* start *

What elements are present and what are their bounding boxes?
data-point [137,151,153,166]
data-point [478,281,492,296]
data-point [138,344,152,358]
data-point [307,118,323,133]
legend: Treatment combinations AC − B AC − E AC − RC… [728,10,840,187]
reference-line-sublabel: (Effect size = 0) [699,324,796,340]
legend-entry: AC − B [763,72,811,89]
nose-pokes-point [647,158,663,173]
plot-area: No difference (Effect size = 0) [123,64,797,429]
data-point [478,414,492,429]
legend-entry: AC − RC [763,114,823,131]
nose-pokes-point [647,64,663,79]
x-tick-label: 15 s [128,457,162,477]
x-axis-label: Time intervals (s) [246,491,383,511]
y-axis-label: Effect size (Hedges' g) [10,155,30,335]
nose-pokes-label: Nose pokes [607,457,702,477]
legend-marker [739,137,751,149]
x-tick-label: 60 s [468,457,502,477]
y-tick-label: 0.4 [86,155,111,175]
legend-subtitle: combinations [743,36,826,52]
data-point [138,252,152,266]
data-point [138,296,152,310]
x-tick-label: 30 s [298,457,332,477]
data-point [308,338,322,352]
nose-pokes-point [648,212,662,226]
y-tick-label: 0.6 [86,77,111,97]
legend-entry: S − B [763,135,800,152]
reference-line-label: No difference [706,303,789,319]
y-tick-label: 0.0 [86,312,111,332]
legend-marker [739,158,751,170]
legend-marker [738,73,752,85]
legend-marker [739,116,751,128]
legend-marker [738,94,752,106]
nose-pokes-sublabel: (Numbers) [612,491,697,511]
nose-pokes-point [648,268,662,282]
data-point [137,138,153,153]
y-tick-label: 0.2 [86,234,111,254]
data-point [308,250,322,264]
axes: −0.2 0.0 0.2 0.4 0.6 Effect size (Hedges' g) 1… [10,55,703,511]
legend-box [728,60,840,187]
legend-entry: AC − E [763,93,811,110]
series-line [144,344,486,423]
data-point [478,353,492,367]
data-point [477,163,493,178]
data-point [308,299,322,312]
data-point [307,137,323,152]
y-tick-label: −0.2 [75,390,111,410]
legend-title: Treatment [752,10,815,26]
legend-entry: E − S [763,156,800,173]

* end *

__Your task__:
Rewrite the rows from the first one through the line with "legend: Treatment combinations", switching "data-point" to "point" and leaving everything else unchanged.

__Output of the task__:
What elements are present and what are their bounding boxes?
point [137,151,153,166]
point [478,281,492,296]
point [138,344,152,358]
point [307,118,323,133]
legend: Treatment combinations AC − B AC − E AC − RC… [728,10,840,187]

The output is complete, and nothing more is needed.